::: Data in this exercise
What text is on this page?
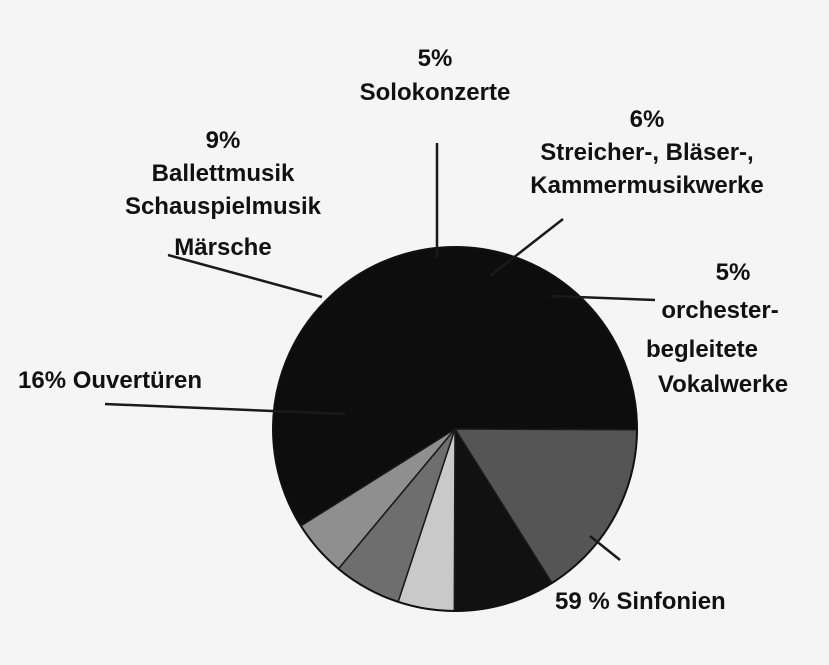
59 % Sinfonien
16% Ouvertüren
9%
Ballettmusik
Schauspielmusik
Märsche
5%
Solokonzerte
6%
Streicher-, Bläser-,
Kammermusikwerke
5%
orchester-
begleitete
Vokalwerke
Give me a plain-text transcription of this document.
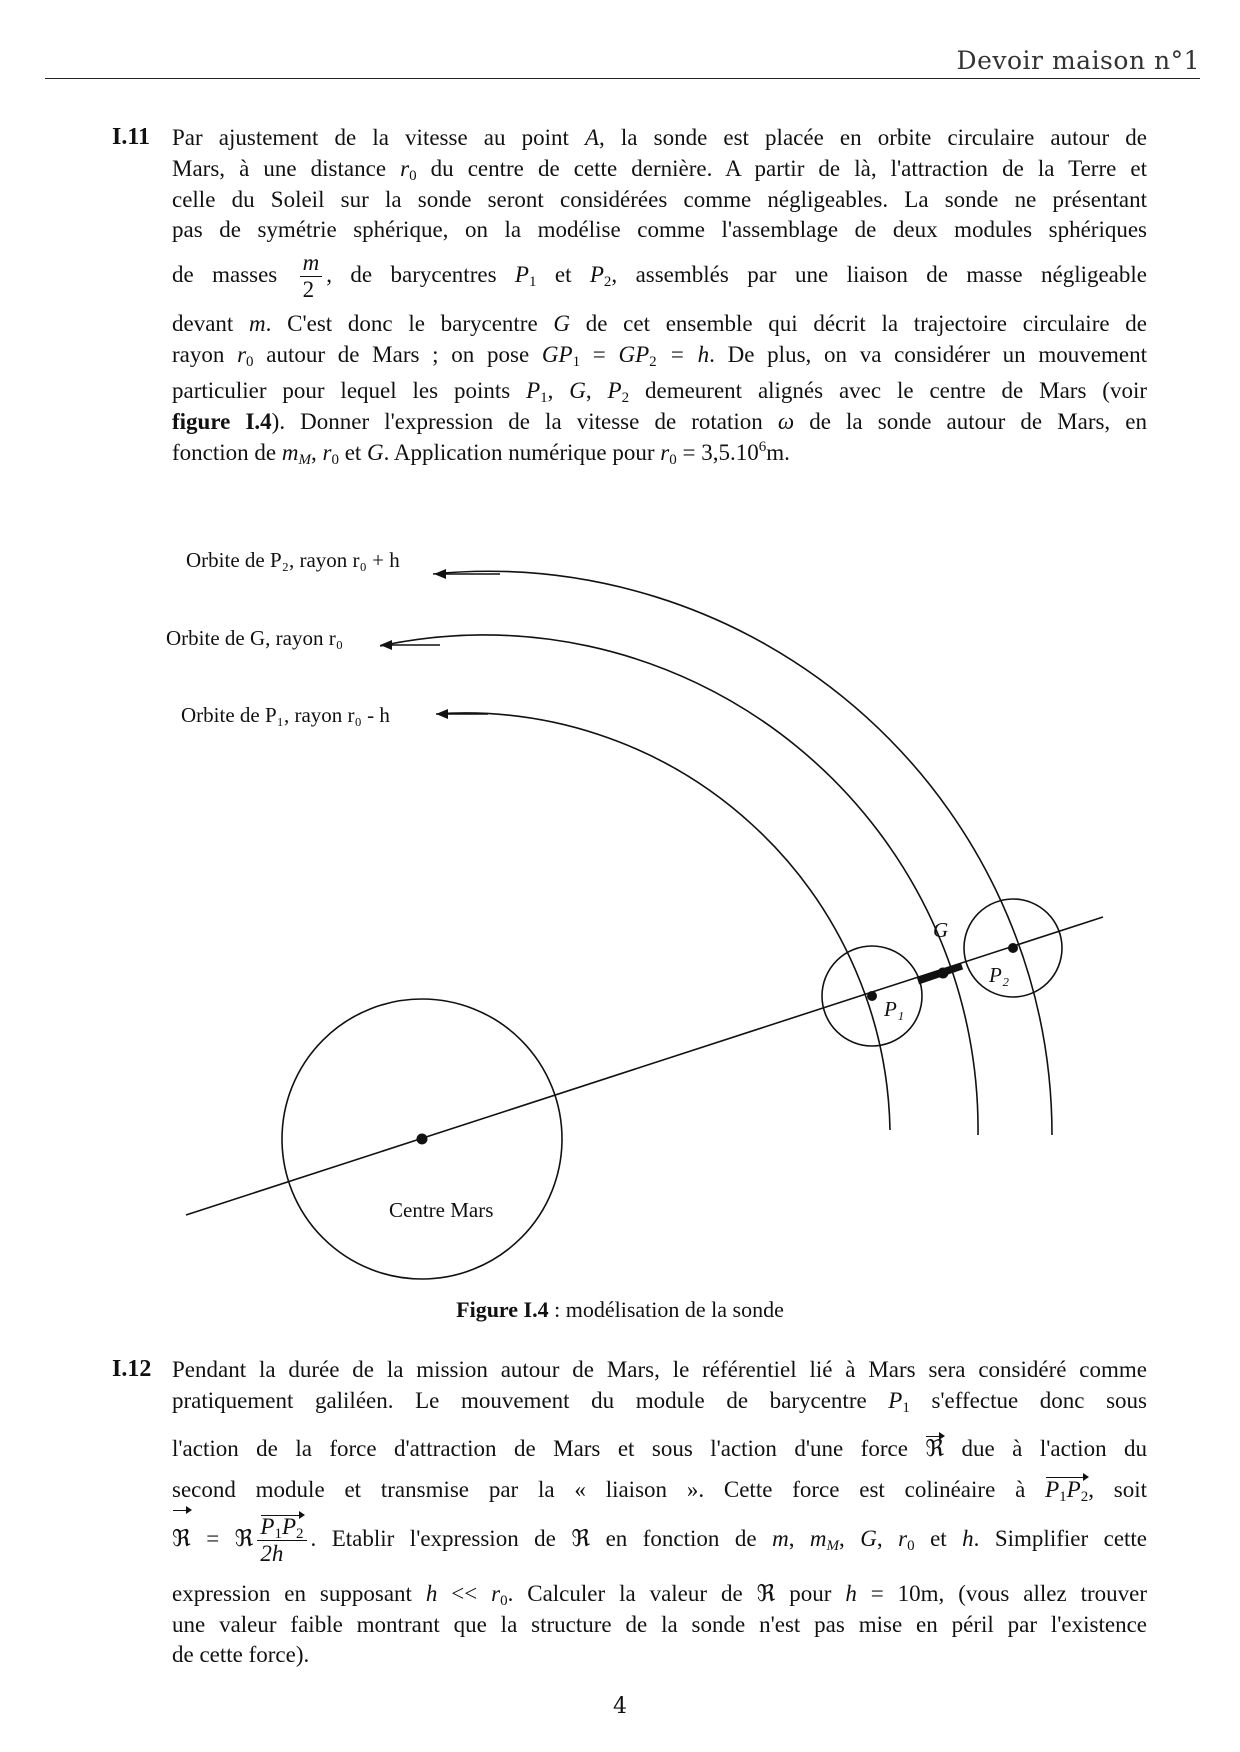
Devoir maison n°1
I.11 Par ajustement de la vitesse au point A, la sonde est placée en orbite circulaire autour de
Mars, à une distance $r_0$ du centre de cette dernière. A partir de là, l'attraction de la Terre et
celle du Soleil sur la sonde seront considérées comme négligeables. La sonde ne présentant
pas de symétrie sphérique, on la modélise comme l'assemblage de deux modules sphériques
de masses $\frac{m}{2}$ , de barycentres $P_1$ et $P_2$, assemblés par une liaison de masse négligeable
devant m. C'est donc le barycentre G de cet ensemble qui décrit la trajectoire circulaire de
rayon $r_0$ autour de Mars ; on pose $GP_1 = GP_2 = h$. De plus, on va considérer un mouvement
particulier pour lequel les points $P_1$, G, $P_2$ demeurent alignés avec le centre de Mars (voir
figure I.4). Donner l'expression de la vitesse de rotation ω de la sonde autour de Mars, en
fonction de $m_M$, $r_0$ et G. Application numérique pour $r_0 = 3,5.10^6m$.
Orbite de P₂, rayon r₀ + h
Orbite de G, rayon r₀
Orbite de P₁, rayon r₀ - h
G
P₁
P₂
Centre Mars
Figure I.4 : modélisation de la sonde
I.12 Pendant la durée de la mission autour de Mars, le référentiel lié à Mars sera considéré comme
pratiquement galiléen. Le mouvement du module de barycentre $P_1$ s'effectue donc sous
l'action de la force d'attraction de Mars et sous l'action d'une force ℜ due à l'action du
second module et transmise par la « liaison ». Cette force est colinéaire à $P_1P_2$, soit
ℜ = ℜ $\frac{P_1P_2}{2h}$ . Etablir l'expression de ℜ en fonction de m, $m_M$, G, $r_0$ et h. Simplifier cette
expression en supposant $h << r_0$. Calculer la valeur de ℜ pour h = 10m, (vous allez trouver
une valeur faible montrant que la structure de la sonde n'est pas mise en péril par l'existence
de cette force).
4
::::::
Return each line from the material above exactly, but not the pictures.

What text is on this page?
59 % Sinfonien
16% Ouvertüren
9%
Ballettmusik
Schauspielmusik
Märsche
5%
Solokonzerte
6%
Streicher-, Bläser-,
Kammermusikwerke
5%
orchester-
begleitete
Vokalwerke
Give me a plain-text transcription of this document.
Devoir maison n°1
I.11 Par ajustement de la vitesse au point A, la sonde est placée en orbite circulaire autour de
Mars, à une distance $r_0$ du centre de cette dernière. A partir de là, l'attraction de la Terre et
celle du Soleil sur la sonde seront considérées comme négligeables. La sonde ne présentant
pas de symétrie sphérique, on la modélise comme l'assemblage de deux modules sphériques
de masses $\frac{m}{2}$ , de barycentres $P_1$ et $P_2$, assemblés par une liaison de masse négligeable
devant m. C'est donc le barycentre G de cet ensemble qui décrit la trajectoire circulaire de
rayon $r_0$ autour de Mars ; on pose $GP_1 = GP_2 = h$. De plus, on va considérer un mouvement
particulier pour lequel les points $P_1$, G, $P_2$ demeurent alignés avec le centre de Mars (voir
figure I.4). Donner l'expression de la vitesse de rotation ω de la sonde autour de Mars, en
fonction de $m_M$, $r_0$ et G. Application numérique pour $r_0 = 3,5.10^6m$.
Orbite de P₂, rayon r₀ + h
Orbite de G, rayon r₀
Orbite de P₁, rayon r₀ - h
G
P₁
P₂
Centre Mars
Figure I.4 : modélisation de la sonde
I.12 Pendant la durée de la mission autour de Mars, le référentiel lié à Mars sera considéré comme
pratiquement galiléen. Le mouvement du module de barycentre $P_1$ s'effectue donc sous
l'action de la force d'attraction de Mars et sous l'action d'une force ℜ due à l'action du
second module et transmise par la « liaison ». Cette force est colinéaire à $P_1P_2$, soit
ℜ = ℜ $\frac{P_1P_2}{2h}$ . Etablir l'expression de ℜ en fonction de m, $m_M$, G, $r_0$ et h. Simplifier cette
expression en supposant $h << r_0$. Calculer la valeur de ℜ pour h = 10m, (vous allez trouver
une valeur faible montrant que la structure de la sonde n'est pas mise en péril par l'existence
de cette force).
4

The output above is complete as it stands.